# TASK
Repeat every line below exactly, word for word.

# SUPPLIED RECORDS
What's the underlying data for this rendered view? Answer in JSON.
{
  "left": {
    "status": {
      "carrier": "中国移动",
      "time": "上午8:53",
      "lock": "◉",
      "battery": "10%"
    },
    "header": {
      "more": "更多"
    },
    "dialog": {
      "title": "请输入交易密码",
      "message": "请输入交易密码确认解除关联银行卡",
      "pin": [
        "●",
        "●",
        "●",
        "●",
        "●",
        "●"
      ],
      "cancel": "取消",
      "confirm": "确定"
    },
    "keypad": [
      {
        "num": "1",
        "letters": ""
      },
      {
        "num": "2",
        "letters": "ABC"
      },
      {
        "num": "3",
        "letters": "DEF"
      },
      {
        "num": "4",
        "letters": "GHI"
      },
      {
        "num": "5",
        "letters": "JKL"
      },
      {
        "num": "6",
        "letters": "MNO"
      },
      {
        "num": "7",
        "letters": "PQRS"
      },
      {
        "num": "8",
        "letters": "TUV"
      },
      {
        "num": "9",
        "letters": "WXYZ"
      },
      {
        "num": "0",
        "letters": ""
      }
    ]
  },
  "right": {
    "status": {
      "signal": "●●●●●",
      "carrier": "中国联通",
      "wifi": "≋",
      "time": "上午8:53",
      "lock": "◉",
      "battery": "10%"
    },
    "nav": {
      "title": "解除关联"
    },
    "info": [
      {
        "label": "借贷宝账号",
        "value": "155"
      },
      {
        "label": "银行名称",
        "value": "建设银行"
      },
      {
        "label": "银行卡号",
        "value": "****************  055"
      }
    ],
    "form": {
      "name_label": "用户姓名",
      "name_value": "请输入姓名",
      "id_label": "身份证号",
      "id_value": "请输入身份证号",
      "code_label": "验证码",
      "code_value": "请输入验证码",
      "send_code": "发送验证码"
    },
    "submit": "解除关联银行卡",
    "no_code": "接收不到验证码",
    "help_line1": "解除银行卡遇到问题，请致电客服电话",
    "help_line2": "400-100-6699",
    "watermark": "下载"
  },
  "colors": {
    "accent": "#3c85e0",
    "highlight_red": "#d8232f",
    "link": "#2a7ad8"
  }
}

# RESULT OF THE EXERCISE
What's the underlying data for this rendered view? Answer in JSON.
{
  "left": {
    "status": {
      "carrier": "中国移动",
      "time": "上午8:53",
      "lock": "◉",
      "battery": "10%"
    },
    "header": {
      "more": "更多"
    },
    "dialog": {
      "title": "请输入交易密码",
      "message": "请输入交易密码确认解除关联银行卡",
      "pin": [
        "●",
        "●",
        "●",
        "●",
        "●",
        "●"
      ],
      "cancel": "取消",
      "confirm": "确定"
    },
    "keypad": [
      {
        "num": "1",
        "letters": ""
      },
      {
        "num": "2",
        "letters": "ABC"
      },
      {
        "num": "3",
        "letters": "DEF"
      },
      {
        "num": "4",
        "letters": "GHI"
      },
      {
        "num": "5",
        "letters": "JKL"
      },
      {
        "num": "6",
        "letters": "MNO"
      },
      {
        "num": "7",
        "letters": "PQRS"
      },
      {
        "num": "8",
        "letters": "TUV"
      },
      {
        "num": "9",
        "letters": "WXYZ"
      },
      {
        "num": "0",
        "letters": ""
      }
    ]
  },
  "right": {
    "status": {
      "signal": "●●●●●",
      "carrier": "中国联通",
      "wifi": "≋",
      "time": "上午8:53",
      "lock": "◉",
      "battery": "10%"
    },
    "nav": {
      "title": "解除关联"
    },
    "info": [
      {
        "label": "借贷宝账号",
        "value": "155"
      },
      {
        "label": "银行名称",
        "value": "建设银行"
      },
      {
        "label": "银行卡号",
        "value": "****************  055"
      }
    ],
    "form": {
      "name_label": "用户姓名",
      "name_value": "请输入姓名",
      "id_label": "身份证号",
      "id_value": "请输入身份证号",
      "code_label": "验证码",
      "code_value": "请输入验证码",
      "send_code": "发送验证码"
    },
    "submit": "解除关联银行卡",
    "no_code": "接收不到验证码",
    "help_line1": "解除银行卡遇到问题，请致电客服电话",
    "help_line2": "400-100-6699",
    "watermark": "下载"
  },
  "colors": {
    "accent": "#3c85e0",
    "highlight_red": "#d8232f",
    "link": "#2a7ad8"
  }
}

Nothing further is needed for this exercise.